**Your assignment**
Could you copy every line of the data that contains the word "taskbar"?

Page layout parsing data:
*** Block opens ***

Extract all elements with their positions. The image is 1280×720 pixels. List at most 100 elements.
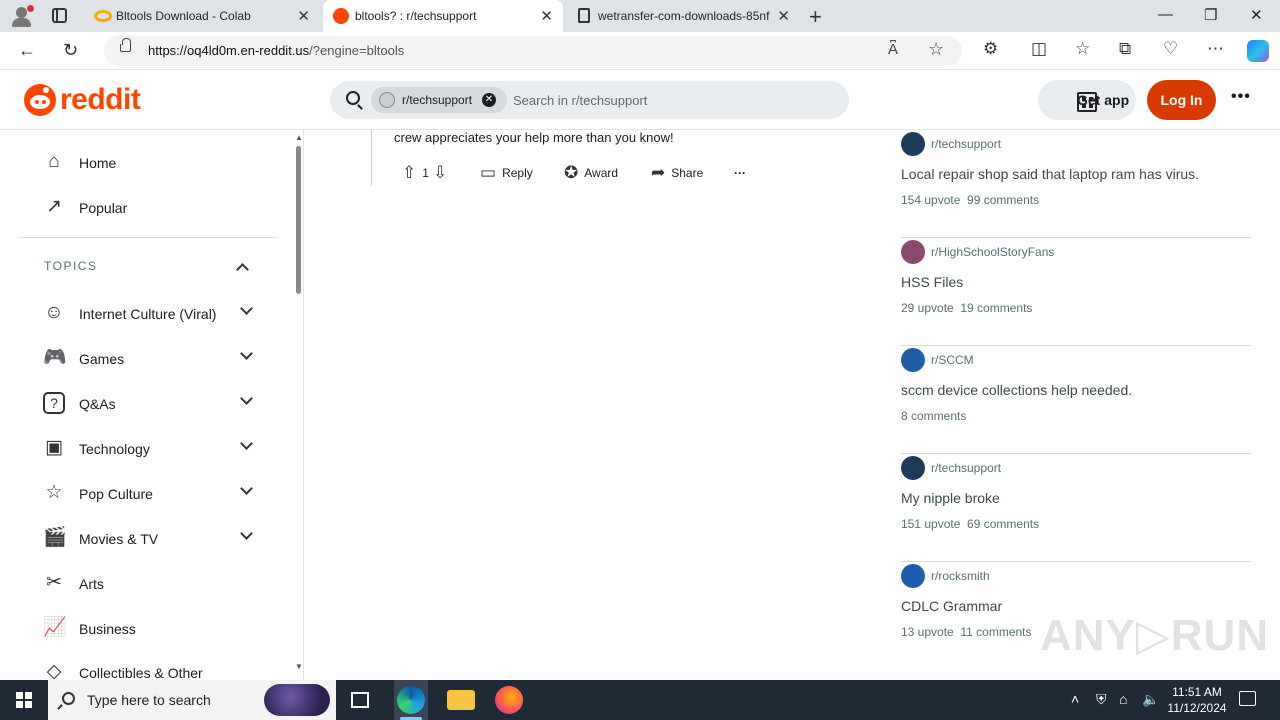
post-subreddit[interactable]: r/HighSchoolStoryFans bbox=[931, 245, 1054, 259]
sidebar-item-arts[interactable]: ✂ Arts bbox=[40, 562, 270, 606]
award-icon: ✪ bbox=[564, 163, 579, 182]
search-bar[interactable]: r/techsupport ✕ Search in r/techsupport bbox=[330, 81, 849, 119]
chevron-down-icon[interactable] bbox=[240, 482, 253, 495]
read-aloud-icon[interactable]: A͆ bbox=[888, 41, 898, 58]
remove-chip-icon[interactable]: ✕ bbox=[482, 93, 496, 107]
post-subreddit[interactable]: r/rocksmith bbox=[931, 569, 990, 583]
extensions-icon[interactable]: ⚙ bbox=[983, 39, 998, 59]
related-post[interactable]: r/techsupport My nipple broke 151 upvote… bbox=[901, 454, 1251, 562]
favorites-icon[interactable]: ☆ bbox=[1075, 39, 1090, 59]
reload-button[interactable]: ↻ bbox=[63, 40, 78, 61]
sidebar-item-collectibles[interactable]: ◇ Collectibles & Other bbox=[40, 651, 270, 680]
browser-essentials-icon[interactable]: ♡ bbox=[1163, 39, 1178, 59]
post-title[interactable]: HSS Files bbox=[901, 274, 963, 290]
topics-heading[interactable]: TOPICS bbox=[44, 259, 97, 273]
sidebar-item-popular[interactable]: ↗ Popular bbox=[40, 186, 270, 230]
new-tab-button[interactable]: + bbox=[809, 4, 822, 30]
system-clock[interactable]: 11:51 AM 11/12/2024 bbox=[1162, 684, 1232, 716]
get-app-button[interactable]: Get app bbox=[1038, 80, 1136, 120]
collections-icon[interactable]: ⧉ bbox=[1119, 39, 1131, 59]
sidebar-item-internet-culture[interactable]: ☺ Internet Culture (Viral) bbox=[40, 292, 270, 336]
comment-thread-line[interactable] bbox=[371, 130, 372, 186]
tab-colab[interactable]: Bltools Download - Colab ✕ bbox=[84, 0, 320, 32]
tab-actions-icon[interactable] bbox=[52, 8, 67, 23]
taskbar-search[interactable]: Type here to search bbox=[48, 680, 336, 720]
reddit-logo[interactable]: reddit bbox=[24, 84, 141, 116]
lock-icon[interactable] bbox=[120, 38, 131, 52]
back-button[interactable]: ← bbox=[18, 40, 36, 61]
settings-more-icon[interactable]: ⋯ bbox=[1207, 39, 1224, 59]
subreddit-avatar[interactable] bbox=[901, 456, 925, 480]
edge-icon[interactable] bbox=[397, 686, 425, 714]
sidebar-scrollbar[interactable]: ▲ ▼ bbox=[294, 130, 303, 680]
chevron-down-icon[interactable] bbox=[240, 437, 253, 450]
sidebar-item-label: Arts bbox=[79, 576, 104, 592]
windows-start-icon[interactable] bbox=[16, 692, 32, 708]
search-input[interactable]: Search in r/techsupport bbox=[513, 93, 647, 108]
subreddit-avatar[interactable] bbox=[901, 132, 925, 156]
more-options-icon[interactable]: ••• bbox=[1231, 88, 1251, 106]
sidebar-item-technology[interactable]: ▣ Technology bbox=[40, 427, 270, 471]
post-subreddit[interactable]: r/techsupport bbox=[931, 461, 1001, 475]
network-icon[interactable]: ⌂ bbox=[1119, 691, 1127, 707]
post-subreddit[interactable]: r/techsupport bbox=[931, 137, 1001, 151]
maximize-button[interactable]: ❐ bbox=[1204, 6, 1217, 24]
chevron-down-icon[interactable] bbox=[240, 527, 253, 540]
post-subreddit[interactable]: r/SCCM bbox=[931, 353, 974, 367]
post-title[interactable]: CDLC Grammar bbox=[901, 598, 1002, 614]
subreddit-avatar[interactable] bbox=[901, 240, 925, 264]
related-post[interactable]: r/HighSchoolStoryFans HSS Files 29 upvot… bbox=[901, 238, 1251, 346]
reddit-header: reddit r/techsupport ✕ Search in r/techs… bbox=[0, 70, 1280, 130]
scroll-up-icon[interactable]: ▲ bbox=[295, 133, 303, 142]
chevron-down-icon[interactable] bbox=[240, 392, 253, 405]
window-close-button[interactable]: ✕ bbox=[1250, 6, 1263, 24]
tab-wetransfer[interactable]: wetransfer-com-downloads-85nf ✕ bbox=[566, 0, 800, 32]
upvote-icon[interactable]: ⇧ bbox=[402, 163, 416, 183]
comment-more-button[interactable]: ··· bbox=[734, 160, 746, 186]
chevron-down-icon[interactable] bbox=[240, 302, 253, 315]
split-screen-icon[interactable]: ◫ bbox=[1031, 39, 1047, 59]
chevron-up-icon[interactable] bbox=[236, 263, 249, 276]
log-in-button[interactable]: Log In bbox=[1147, 80, 1216, 120]
scroll-down-icon[interactable]: ▼ bbox=[295, 662, 303, 671]
sidebar-item-home[interactable]: ⌂ Home bbox=[40, 141, 270, 185]
notifications-icon[interactable] bbox=[1239, 691, 1256, 706]
url-field[interactable]: https://oq4ld0m.en-reddit.us/?engine=blt… bbox=[104, 36, 962, 66]
task-view-icon[interactable] bbox=[351, 692, 369, 708]
taskbar-search-input[interactable]: Type here to search bbox=[87, 692, 211, 708]
volume-icon[interactable]: 🔈 bbox=[1142, 691, 1159, 708]
sidebar-item-business[interactable]: 📈 Business bbox=[40, 607, 270, 651]
award-button[interactable]: ✪ Award bbox=[564, 160, 618, 186]
file-explorer-icon[interactable] bbox=[447, 690, 475, 710]
close-icon[interactable]: ✕ bbox=[297, 7, 310, 25]
post-title[interactable]: sccm device collections help needed. bbox=[901, 382, 1132, 398]
favorite-star-icon[interactable]: ☆ bbox=[928, 39, 944, 60]
profile-icon[interactable] bbox=[10, 5, 34, 27]
downvote-icon[interactable]: ⇩ bbox=[433, 163, 447, 183]
sidebar-item-pop-culture[interactable]: ☆ Pop Culture bbox=[40, 472, 270, 516]
reply-button[interactable]: ▭ Reply bbox=[480, 160, 533, 186]
related-post[interactable]: r/techsupport Local repair shop said tha… bbox=[901, 130, 1251, 238]
related-post[interactable]: r/SCCM sccm device collections help need… bbox=[901, 346, 1251, 454]
minimize-button[interactable]: — bbox=[1158, 6, 1173, 23]
share-button[interactable]: ➦ Share bbox=[651, 160, 703, 186]
close-icon[interactable]: ✕ bbox=[540, 7, 553, 25]
post-title[interactable]: Local repair shop said that laptop ram h… bbox=[901, 166, 1199, 182]
close-icon[interactable]: ✕ bbox=[777, 7, 790, 25]
show-hidden-icons[interactable]: ˄ bbox=[1071, 691, 1079, 707]
security-icon[interactable]: ⛨ bbox=[1096, 691, 1107, 708]
scrollbar-thumb[interactable] bbox=[296, 146, 301, 294]
copilot-icon[interactable] bbox=[1247, 40, 1269, 62]
firefox-icon[interactable] bbox=[495, 686, 523, 714]
tab-reddit[interactable]: bltools? : r/techsupport ✕ bbox=[323, 0, 563, 32]
sidebar-item-movies-tv[interactable]: 🎬 Movies & TV bbox=[40, 517, 270, 561]
vote-count: 1 bbox=[422, 166, 429, 180]
subreddit-avatar[interactable] bbox=[901, 564, 925, 588]
post-title[interactable]: My nipple broke bbox=[901, 490, 1000, 506]
sidebar-item-games[interactable]: 🎮 Games bbox=[40, 337, 270, 381]
sidebar-item-qas[interactable]: ? Q&As bbox=[40, 382, 270, 426]
chevron-down-icon[interactable] bbox=[240, 347, 253, 360]
subreddit-avatar[interactable] bbox=[901, 348, 925, 372]
subreddit-filter-chip[interactable]: r/techsupport ✕ bbox=[371, 87, 507, 113]
sidebar-item-label: Collectibles & Other bbox=[79, 665, 203, 680]
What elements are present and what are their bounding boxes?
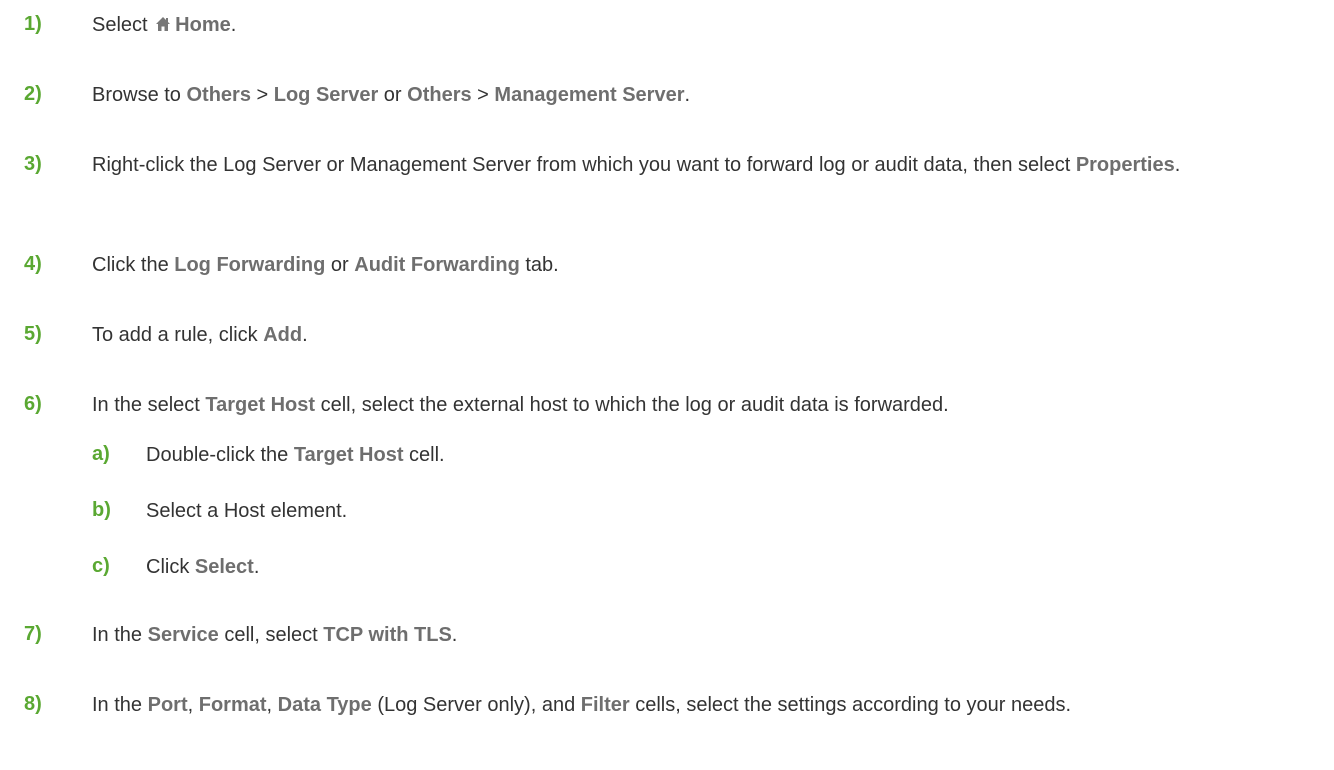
step-text: To add a rule, click Add.: [92, 320, 1312, 350]
step-text: Click the Log Forwarding or Audit Forwar…: [92, 250, 1312, 280]
ui-term: Management Server: [494, 84, 685, 106]
text-segment: cell, select the external host to which …: [315, 394, 949, 416]
text-segment: or: [378, 84, 408, 106]
ui-term: Properties: [1075, 154, 1175, 176]
ui-term: Others: [186, 84, 251, 106]
text-segment: tab.: [519, 254, 559, 276]
ui-term: Log Forwarding: [174, 254, 326, 276]
text-segment: cell, select: [218, 624, 324, 646]
home-icon: [155, 16, 171, 32]
substep-letter: c): [92, 555, 110, 577]
ui-term: Service: [147, 624, 219, 646]
text-segment: To add a rule, click: [92, 324, 264, 346]
step-number: 6): [24, 393, 42, 415]
text-segment: >: [471, 84, 495, 106]
text-segment: Right-click the Log Server or Management…: [92, 154, 1076, 176]
ui-term: Add: [263, 324, 303, 346]
text-segment: .: [302, 324, 308, 346]
substep-text: Select a Host element.: [146, 496, 1306, 526]
text-segment: Double-click the: [146, 444, 294, 466]
step-text: In the Port, Format, Data Type (Log Serv…: [92, 690, 1312, 720]
step-text: In the select Target Host cell, select t…: [92, 390, 1312, 420]
text-segment: Browse to: [92, 84, 187, 106]
text-segment: ,: [187, 694, 199, 716]
step-number: 3): [24, 153, 42, 175]
ui-term: Filter: [580, 694, 630, 716]
text-segment: Click: [146, 556, 195, 578]
step-number: 4): [24, 253, 42, 275]
text-segment: In the: [92, 694, 148, 716]
ui-term: Data Type: [277, 694, 372, 716]
ui-term: Select: [194, 556, 254, 578]
ui-term: Target Host: [293, 444, 404, 466]
step-text: Right-click the Log Server or Management…: [92, 150, 1312, 180]
text-segment: In the select: [92, 394, 206, 416]
text-segment: .: [230, 14, 237, 36]
text-segment: >: [250, 84, 274, 106]
text-segment: In the: [92, 624, 148, 646]
text-segment: (Log Server only), and: [371, 694, 581, 716]
ui-term: Target Host: [205, 394, 316, 416]
ui-term: Format: [198, 694, 267, 716]
step-number: 1): [24, 13, 42, 35]
text-segment: or: [325, 254, 355, 276]
text-segment: .: [451, 624, 458, 646]
text-segment: cell.: [403, 444, 445, 466]
text-segment: .: [253, 556, 260, 578]
ui-term: Audit Forwarding: [354, 254, 520, 276]
step-number: 7): [24, 623, 42, 645]
text-segment: ,: [266, 694, 278, 716]
text-segment: .: [1174, 154, 1181, 176]
substep-text: Double-click the Target Host cell.: [146, 440, 1306, 470]
text-segment: .: [684, 84, 691, 106]
ui-term-home: Home: [175, 14, 231, 36]
substep-letter: b): [92, 499, 111, 521]
substep-text: Click Select.: [146, 552, 1306, 582]
ui-term: Port: [147, 694, 188, 716]
step-number: 5): [24, 323, 42, 345]
substep-letter: a): [92, 443, 110, 465]
text-segment: Select a Host element.: [146, 500, 348, 522]
text-segment: cells, select the settings according to …: [629, 694, 1072, 716]
step-text: Browse to Others > Log Server or Others …: [92, 80, 1312, 110]
text-segment: Select: [92, 14, 154, 36]
ui-term: TCP with TLS: [323, 624, 452, 646]
ui-term: Log Server: [273, 84, 379, 106]
text-segment: Click the: [92, 254, 175, 276]
step-text: Select Home.: [92, 10, 1312, 40]
step-number: 2): [24, 83, 42, 105]
step-text: In the Service cell, select TCP with TLS…: [92, 620, 1312, 650]
step-number: 8): [24, 693, 42, 715]
ui-term: Others: [407, 84, 472, 106]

*** Block closes ***

**Task output**
taskbar-search[interactable]: Type here to search bbox=[48, 680, 336, 720]
taskbar-search-input[interactable]: Type here to search bbox=[87, 692, 211, 708]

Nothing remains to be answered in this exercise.